[Begin]
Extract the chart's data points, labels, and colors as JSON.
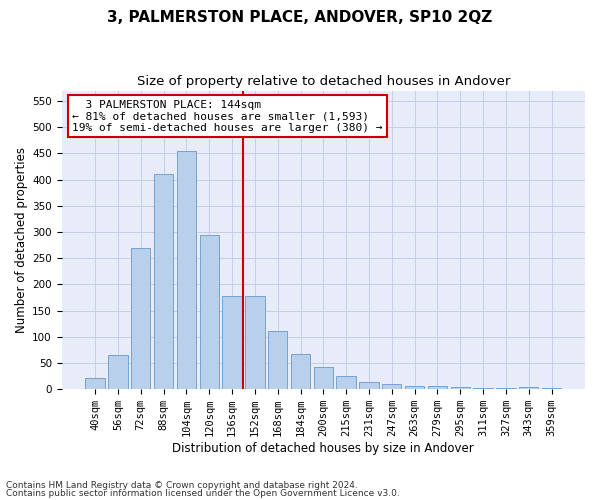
{
  "title": "3, PALMERSTON PLACE, ANDOVER, SP10 2QZ",
  "subtitle": "Size of property relative to detached houses in Andover",
  "xlabel": "Distribution of detached houses by size in Andover",
  "ylabel": "Number of detached properties",
  "footnote1": "Contains HM Land Registry data © Crown copyright and database right 2024.",
  "footnote2": "Contains public sector information licensed under the Open Government Licence v3.0.",
  "annotation_line1": "  3 PALMERSTON PLACE: 144sqm  ",
  "annotation_line2": "← 81% of detached houses are smaller (1,593)",
  "annotation_line3": "19% of semi-detached houses are larger (380) →",
  "bar_color": "#b8d0ea",
  "bar_edge_color": "#6699cc",
  "grid_color": "#c8cce8",
  "vline_color": "#cc0000",
  "categories": [
    "40sqm",
    "56sqm",
    "72sqm",
    "88sqm",
    "104sqm",
    "120sqm",
    "136sqm",
    "152sqm",
    "168sqm",
    "184sqm",
    "200sqm",
    "215sqm",
    "231sqm",
    "247sqm",
    "263sqm",
    "279sqm",
    "295sqm",
    "311sqm",
    "327sqm",
    "343sqm",
    "359sqm"
  ],
  "values": [
    22,
    65,
    270,
    410,
    455,
    295,
    178,
    178,
    112,
    67,
    43,
    25,
    14,
    10,
    6,
    6,
    4,
    2,
    2,
    5,
    2
  ],
  "vline_x_index": 6.5,
  "ylim": [
    0,
    570
  ],
  "yticks": [
    0,
    50,
    100,
    150,
    200,
    250,
    300,
    350,
    400,
    450,
    500,
    550
  ],
  "background_color": "#e8ecf8",
  "title_fontsize": 11,
  "subtitle_fontsize": 9.5,
  "axis_label_fontsize": 8.5,
  "tick_fontsize": 7.5,
  "annotation_fontsize": 8,
  "footnote_fontsize": 6.5
}
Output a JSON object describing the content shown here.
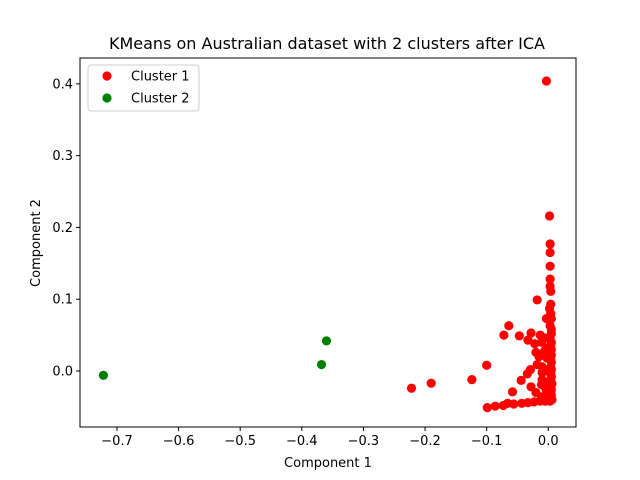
[End]
* What is expected:
Go through the records and show every line with the string "houses" in it.

* Result of the exercise:
  "subtitle": "Size of property relative to detached houses in Andover",
  "xlabel": "Distribution of detached houses by size in Andover",
  "annotation_line2": "← 81% of detached houses are smaller (1,593)",
  "annotation_line3": "19% of semi-detached houses are larger (380) →",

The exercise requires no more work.